Any picture among the records should be left out, please; retype the rest exactly.
=====
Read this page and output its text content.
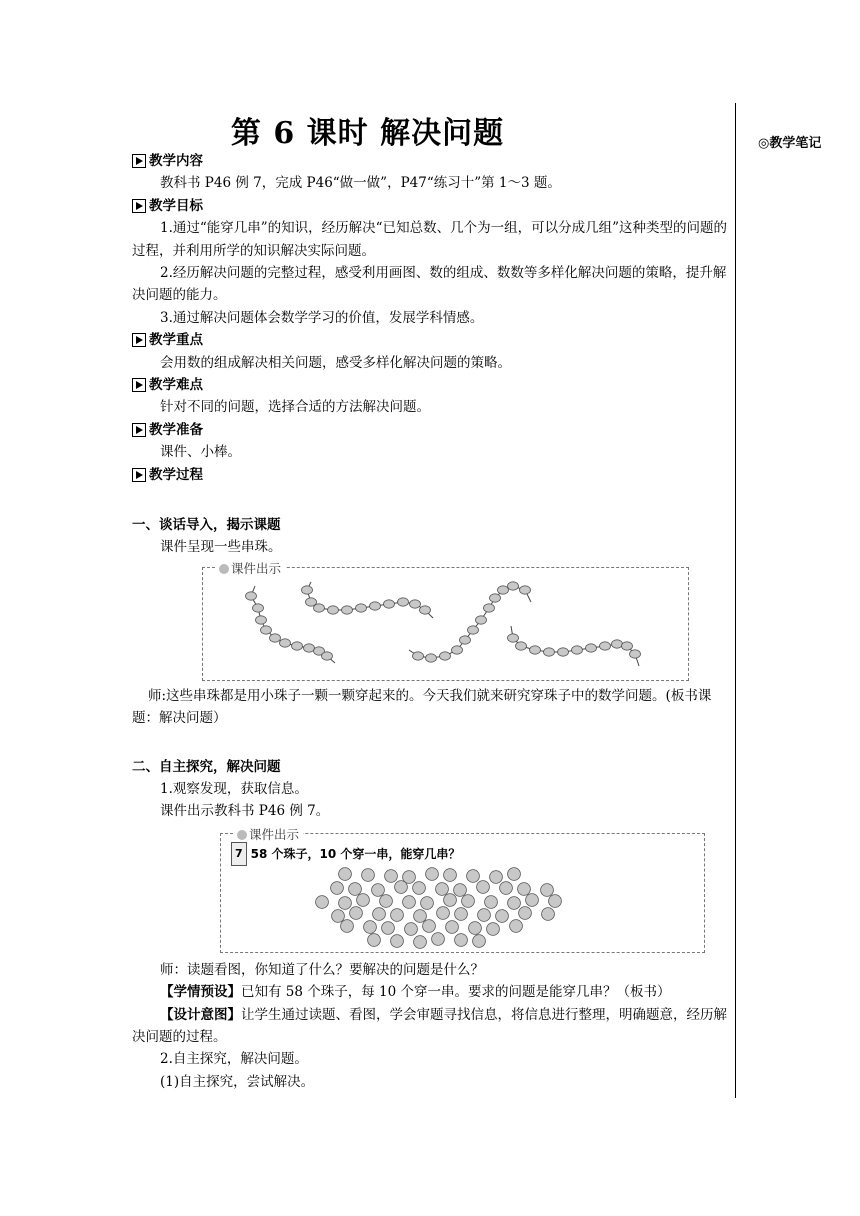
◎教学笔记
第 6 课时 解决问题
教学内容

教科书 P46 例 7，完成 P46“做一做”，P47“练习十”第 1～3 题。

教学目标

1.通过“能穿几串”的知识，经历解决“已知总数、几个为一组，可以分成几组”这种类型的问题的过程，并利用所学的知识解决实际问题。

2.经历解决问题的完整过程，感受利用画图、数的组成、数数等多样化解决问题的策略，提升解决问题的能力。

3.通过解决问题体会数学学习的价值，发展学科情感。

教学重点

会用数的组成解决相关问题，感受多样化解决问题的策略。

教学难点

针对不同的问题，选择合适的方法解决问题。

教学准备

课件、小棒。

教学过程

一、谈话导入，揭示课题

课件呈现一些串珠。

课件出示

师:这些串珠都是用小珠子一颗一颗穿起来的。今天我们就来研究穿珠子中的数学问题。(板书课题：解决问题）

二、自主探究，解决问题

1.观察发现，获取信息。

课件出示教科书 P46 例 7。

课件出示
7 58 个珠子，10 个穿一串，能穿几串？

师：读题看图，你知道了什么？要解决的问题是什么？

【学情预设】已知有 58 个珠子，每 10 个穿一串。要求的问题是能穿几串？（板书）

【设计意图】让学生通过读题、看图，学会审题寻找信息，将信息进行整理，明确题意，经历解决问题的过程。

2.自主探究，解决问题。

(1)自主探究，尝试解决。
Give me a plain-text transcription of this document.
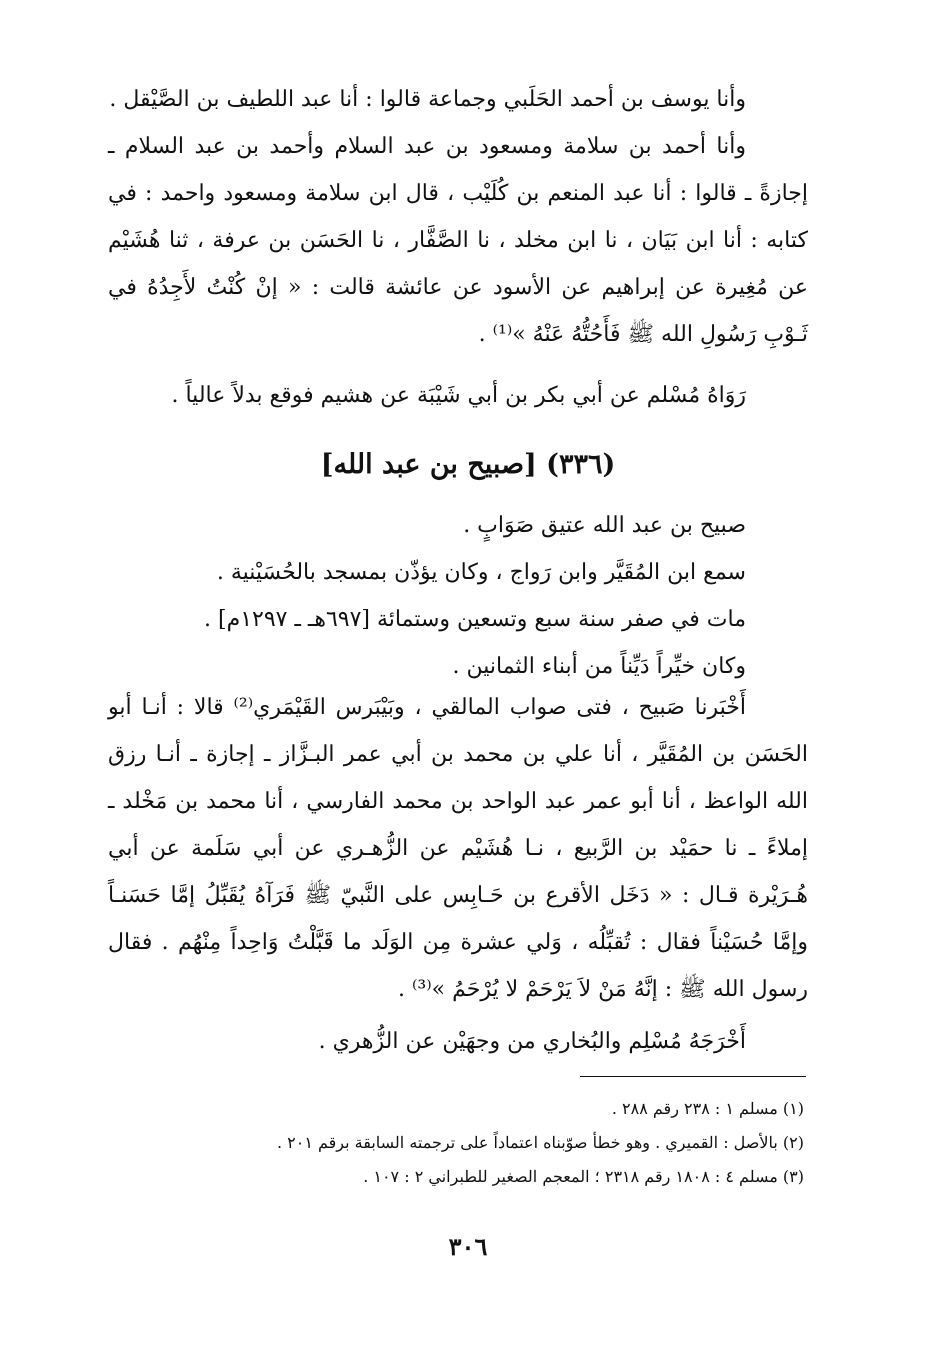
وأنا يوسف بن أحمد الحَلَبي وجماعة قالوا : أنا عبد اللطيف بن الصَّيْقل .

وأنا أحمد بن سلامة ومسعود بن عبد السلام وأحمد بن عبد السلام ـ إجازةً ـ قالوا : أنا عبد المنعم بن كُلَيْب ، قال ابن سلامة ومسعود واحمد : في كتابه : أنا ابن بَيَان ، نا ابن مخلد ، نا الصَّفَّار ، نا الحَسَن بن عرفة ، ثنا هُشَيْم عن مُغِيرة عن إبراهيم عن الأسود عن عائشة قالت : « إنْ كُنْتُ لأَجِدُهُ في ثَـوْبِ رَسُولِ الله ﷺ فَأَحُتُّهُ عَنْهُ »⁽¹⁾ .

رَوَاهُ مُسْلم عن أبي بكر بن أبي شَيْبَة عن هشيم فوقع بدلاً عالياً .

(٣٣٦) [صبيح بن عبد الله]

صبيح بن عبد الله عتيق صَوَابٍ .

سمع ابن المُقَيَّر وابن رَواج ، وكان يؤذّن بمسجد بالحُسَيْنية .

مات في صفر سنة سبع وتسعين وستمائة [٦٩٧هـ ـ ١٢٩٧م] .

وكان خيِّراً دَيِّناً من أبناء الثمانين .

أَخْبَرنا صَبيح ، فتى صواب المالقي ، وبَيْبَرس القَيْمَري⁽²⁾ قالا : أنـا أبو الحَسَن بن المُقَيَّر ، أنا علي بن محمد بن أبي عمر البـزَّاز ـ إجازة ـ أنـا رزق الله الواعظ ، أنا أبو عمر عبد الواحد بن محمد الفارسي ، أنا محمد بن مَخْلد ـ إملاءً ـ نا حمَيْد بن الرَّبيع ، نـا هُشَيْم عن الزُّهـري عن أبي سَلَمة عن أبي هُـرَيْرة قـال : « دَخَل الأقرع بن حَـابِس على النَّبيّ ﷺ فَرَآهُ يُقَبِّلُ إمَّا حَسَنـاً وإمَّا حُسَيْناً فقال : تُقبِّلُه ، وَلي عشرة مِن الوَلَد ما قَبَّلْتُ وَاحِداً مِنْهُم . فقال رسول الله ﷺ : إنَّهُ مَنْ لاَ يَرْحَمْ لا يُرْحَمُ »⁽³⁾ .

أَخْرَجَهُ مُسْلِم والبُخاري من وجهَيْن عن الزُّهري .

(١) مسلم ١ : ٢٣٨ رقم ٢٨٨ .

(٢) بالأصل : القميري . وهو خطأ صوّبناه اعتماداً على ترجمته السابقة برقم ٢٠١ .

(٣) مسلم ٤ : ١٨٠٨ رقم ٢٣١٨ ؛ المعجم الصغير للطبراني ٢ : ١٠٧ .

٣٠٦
=====
:: EXPECTED OUTPUT ::
Read this page and output its text content.
◎教学笔记
第 6 课时 解决问题
教学内容

教科书 P46 例 7，完成 P46“做一做”，P47“练习十”第 1～3 题。

教学目标

1.通过“能穿几串”的知识，经历解决“已知总数、几个为一组，可以分成几组”这种类型的问题的过程，并利用所学的知识解决实际问题。

2.经历解决问题的完整过程，感受利用画图、数的组成、数数等多样化解决问题的策略，提升解决问题的能力。

3.通过解决问题体会数学学习的价值，发展学科情感。

教学重点

会用数的组成解决相关问题，感受多样化解决问题的策略。

教学难点

针对不同的问题，选择合适的方法解决问题。

教学准备

课件、小棒。

教学过程

一、谈话导入，揭示课题

课件呈现一些串珠。

课件出示

师:这些串珠都是用小珠子一颗一颗穿起来的。今天我们就来研究穿珠子中的数学问题。(板书课题：解决问题）

二、自主探究，解决问题

1.观察发现，获取信息。

课件出示教科书 P46 例 7。

课件出示
7 58 个珠子，10 个穿一串，能穿几串？

师：读题看图，你知道了什么？要解决的问题是什么？

【学情预设】已知有 58 个珠子，每 10 个穿一串。要求的问题是能穿几串？（板书）

【设计意图】让学生通过读题、看图，学会审题寻找信息，将信息进行整理，明确题意，经历解决问题的过程。

2.自主探究，解决问题。

(1)自主探究，尝试解决。
Give me a plain-text transcription of this document.
وأنا يوسف بن أحمد الحَلَبي وجماعة قالوا : أنا عبد اللطيف بن الصَّيْقل .

وأنا أحمد بن سلامة ومسعود بن عبد السلام وأحمد بن عبد السلام ـ إجازةً ـ قالوا : أنا عبد المنعم بن كُلَيْب ، قال ابن سلامة ومسعود واحمد : في كتابه : أنا ابن بَيَان ، نا ابن مخلد ، نا الصَّفَّار ، نا الحَسَن بن عرفة ، ثنا هُشَيْم عن مُغِيرة عن إبراهيم عن الأسود عن عائشة قالت : « إنْ كُنْتُ لأَجِدُهُ في ثَـوْبِ رَسُولِ الله ﷺ فَأَحُتُّهُ عَنْهُ »⁽¹⁾ .

رَوَاهُ مُسْلم عن أبي بكر بن أبي شَيْبَة عن هشيم فوقع بدلاً عالياً .

(٣٣٦) [صبيح بن عبد الله]

صبيح بن عبد الله عتيق صَوَابٍ .

سمع ابن المُقَيَّر وابن رَواج ، وكان يؤذّن بمسجد بالحُسَيْنية .

مات في صفر سنة سبع وتسعين وستمائة [٦٩٧هـ ـ ١٢٩٧م] .

وكان خيِّراً دَيِّناً من أبناء الثمانين .

أَخْبَرنا صَبيح ، فتى صواب المالقي ، وبَيْبَرس القَيْمَري⁽²⁾ قالا : أنـا أبو الحَسَن بن المُقَيَّر ، أنا علي بن محمد بن أبي عمر البـزَّاز ـ إجازة ـ أنـا رزق الله الواعظ ، أنا أبو عمر عبد الواحد بن محمد الفارسي ، أنا محمد بن مَخْلد ـ إملاءً ـ نا حمَيْد بن الرَّبيع ، نـا هُشَيْم عن الزُّهـري عن أبي سَلَمة عن أبي هُـرَيْرة قـال : « دَخَل الأقرع بن حَـابِس على النَّبيّ ﷺ فَرَآهُ يُقَبِّلُ إمَّا حَسَنـاً وإمَّا حُسَيْناً فقال : تُقبِّلُه ، وَلي عشرة مِن الوَلَد ما قَبَّلْتُ وَاحِداً مِنْهُم . فقال رسول الله ﷺ : إنَّهُ مَنْ لاَ يَرْحَمْ لا يُرْحَمُ »⁽³⁾ .

أَخْرَجَهُ مُسْلِم والبُخاري من وجهَيْن عن الزُّهري .

(١) مسلم ١ : ٢٣٨ رقم ٢٨٨ .

(٢) بالأصل : القميري . وهو خطأ صوّبناه اعتماداً على ترجمته السابقة برقم ٢٠١ .

(٣) مسلم ٤ : ١٨٠٨ رقم ٢٣١٨ ؛ المعجم الصغير للطبراني ٢ : ١٠٧ .

٣٠٦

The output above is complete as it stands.